## WHAT TO DO
Would it be possible to write out each entry below exactly, without the pictures?
* begin *
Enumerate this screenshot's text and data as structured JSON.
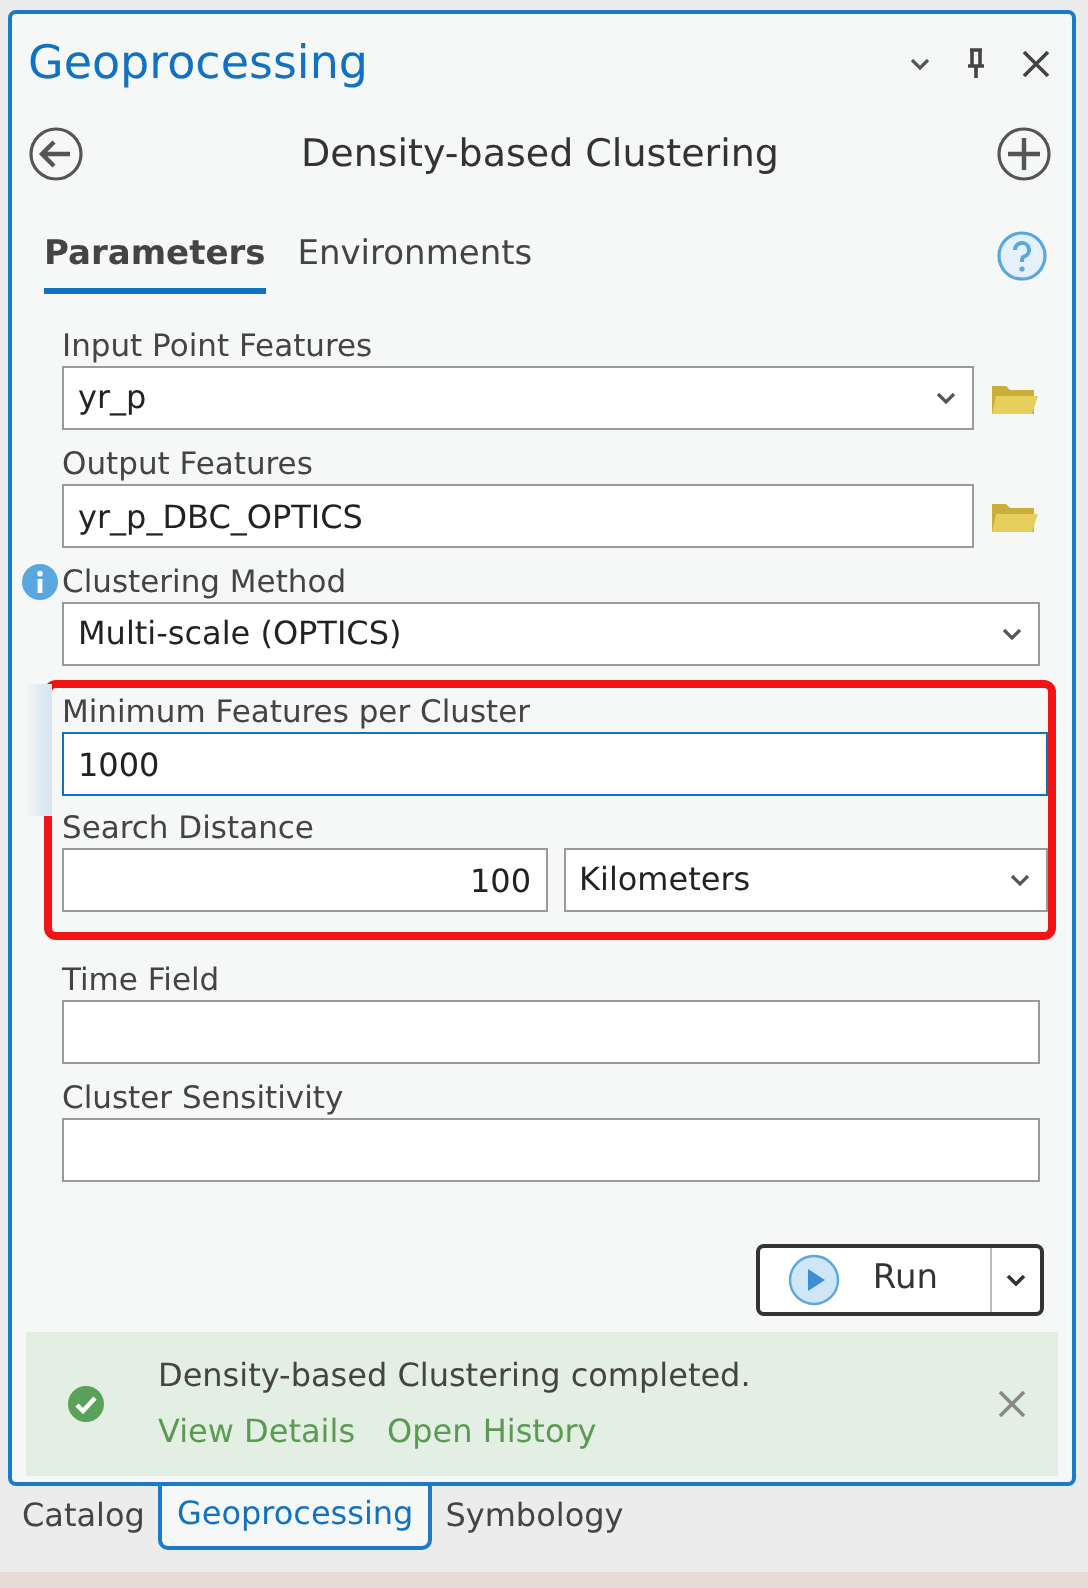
{
  "pane": {
    "title": "Geoprocessing"
  },
  "tool": {
    "title": "Density-based Clustering"
  },
  "tabs": [
    {
      "label": "Parameters",
      "selected": true
    },
    {
      "label": "Environments",
      "selected": false
    }
  ],
  "parameters": [
    {
      "label": "Input Point Features",
      "kind": "select",
      "value": "yr_p",
      "browse": true,
      "info": false,
      "focused": false,
      "highlighted": false
    },
    {
      "label": "Output Features",
      "kind": "text",
      "value": "yr_p_DBC_OPTICS",
      "browse": true,
      "info": false,
      "focused": false,
      "highlighted": false
    },
    {
      "label": "Clustering Method",
      "kind": "select",
      "value": "Multi-scale (OPTICS)",
      "browse": false,
      "info": true,
      "focused": false,
      "highlighted": false
    },
    {
      "label": "Minimum Features per Cluster",
      "kind": "text",
      "value": "1000",
      "browse": false,
      "info": false,
      "focused": true,
      "highlighted": true
    },
    {
      "label": "Search Distance",
      "kind": "distance",
      "value": "100",
      "unit": "Kilometers",
      "browse": false,
      "info": false,
      "focused": false,
      "highlighted": true
    },
    {
      "label": "Time Field",
      "kind": "text",
      "browse": false,
      "info": false,
      "focused": false,
      "highlighted": false
    },
    {
      "label": "Cluster Sensitivity",
      "kind": "text",
      "browse": false,
      "info": false,
      "focused": false,
      "highlighted": false
    }
  ],
  "run_button": {
    "label": "Run"
  },
  "message": {
    "text": "Density-based Clustering completed.",
    "links": [
      "View Details",
      "Open History"
    ]
  },
  "bottom_tabs": [
    {
      "label": "Catalog",
      "selected": false
    },
    {
      "label": "Geoprocessing",
      "selected": true
    },
    {
      "label": "Symbology",
      "selected": false
    }
  ]
}
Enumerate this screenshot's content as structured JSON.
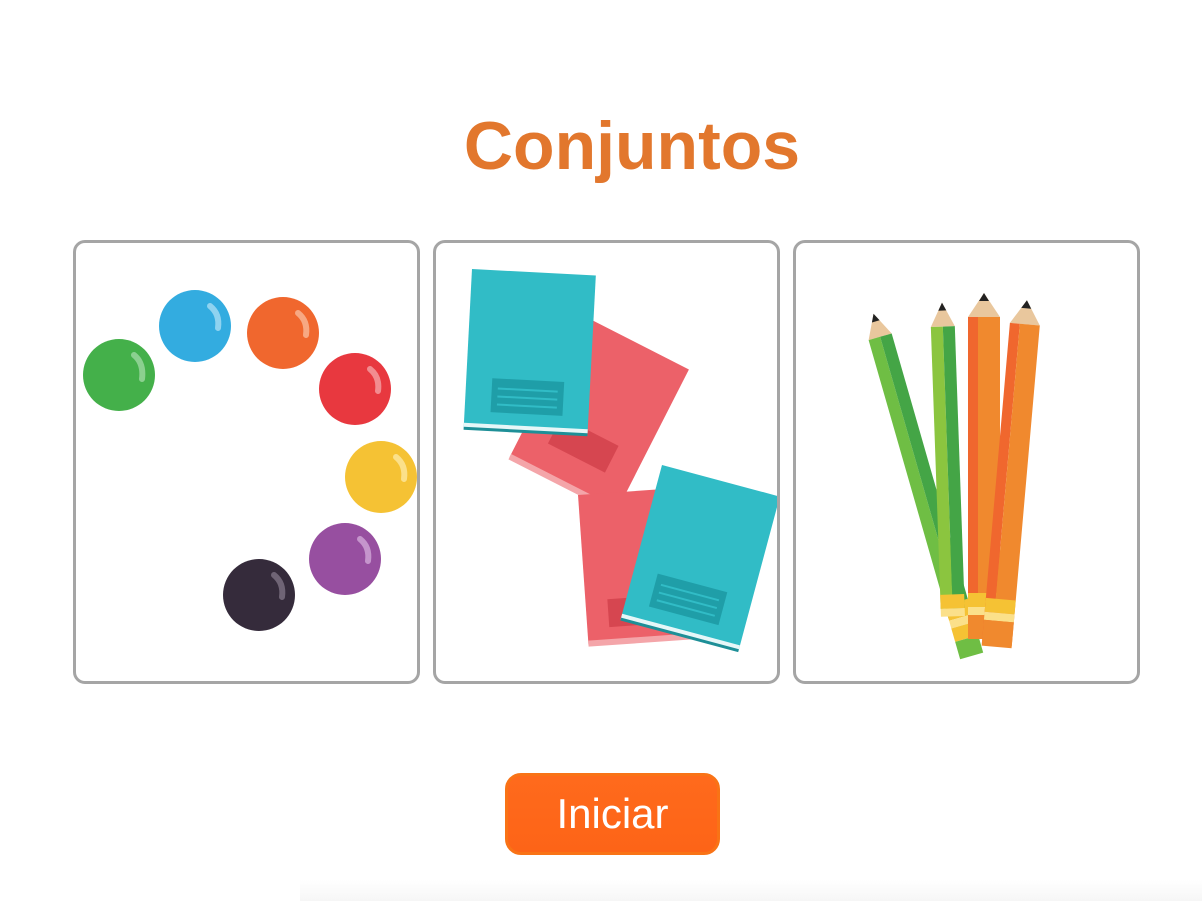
* end *
## ANSWER BELOW
Enumerate this screenshot's text and data as structured JSON.
{
  "pane": {
    "title": "Geoprocessing"
  },
  "tool": {
    "title": "Density-based Clustering"
  },
  "tabs": [
    {
      "label": "Parameters",
      "selected": true
    },
    {
      "label": "Environments",
      "selected": false
    }
  ],
  "parameters": [
    {
      "label": "Input Point Features",
      "kind": "select",
      "value": "yr_p",
      "browse": true,
      "info": false,
      "focused": false,
      "highlighted": false
    },
    {
      "label": "Output Features",
      "kind": "text",
      "value": "yr_p_DBC_OPTICS",
      "browse": true,
      "info": false,
      "focused": false,
      "highlighted": false
    },
    {
      "label": "Clustering Method",
      "kind": "select",
      "value": "Multi-scale (OPTICS)",
      "browse": false,
      "info": true,
      "focused": false,
      "highlighted": false
    },
    {
      "label": "Minimum Features per Cluster",
      "kind": "text",
      "value": "1000",
      "browse": false,
      "info": false,
      "focused": true,
      "highlighted": true
    },
    {
      "label": "Search Distance",
      "kind": "distance",
      "value": "100",
      "unit": "Kilometers",
      "browse": false,
      "info": false,
      "focused": false,
      "highlighted": true
    },
    {
      "label": "Time Field",
      "kind": "text",
      "browse": false,
      "info": false,
      "focused": false,
      "highlighted": false
    },
    {
      "label": "Cluster Sensitivity",
      "kind": "text",
      "browse": false,
      "info": false,
      "focused": false,
      "highlighted": false
    }
  ],
  "run_button": {
    "label": "Run"
  },
  "message": {
    "text": "Density-based Clustering completed.",
    "links": [
      "View Details",
      "Open History"
    ]
  },
  "bottom_tabs": [
    {
      "label": "Catalog",
      "selected": false
    },
    {
      "label": "Geoprocessing",
      "selected": true
    },
    {
      "label": "Symbology",
      "selected": false
    }
  ]
}
Enumerate this screenshot's content as structured JSON.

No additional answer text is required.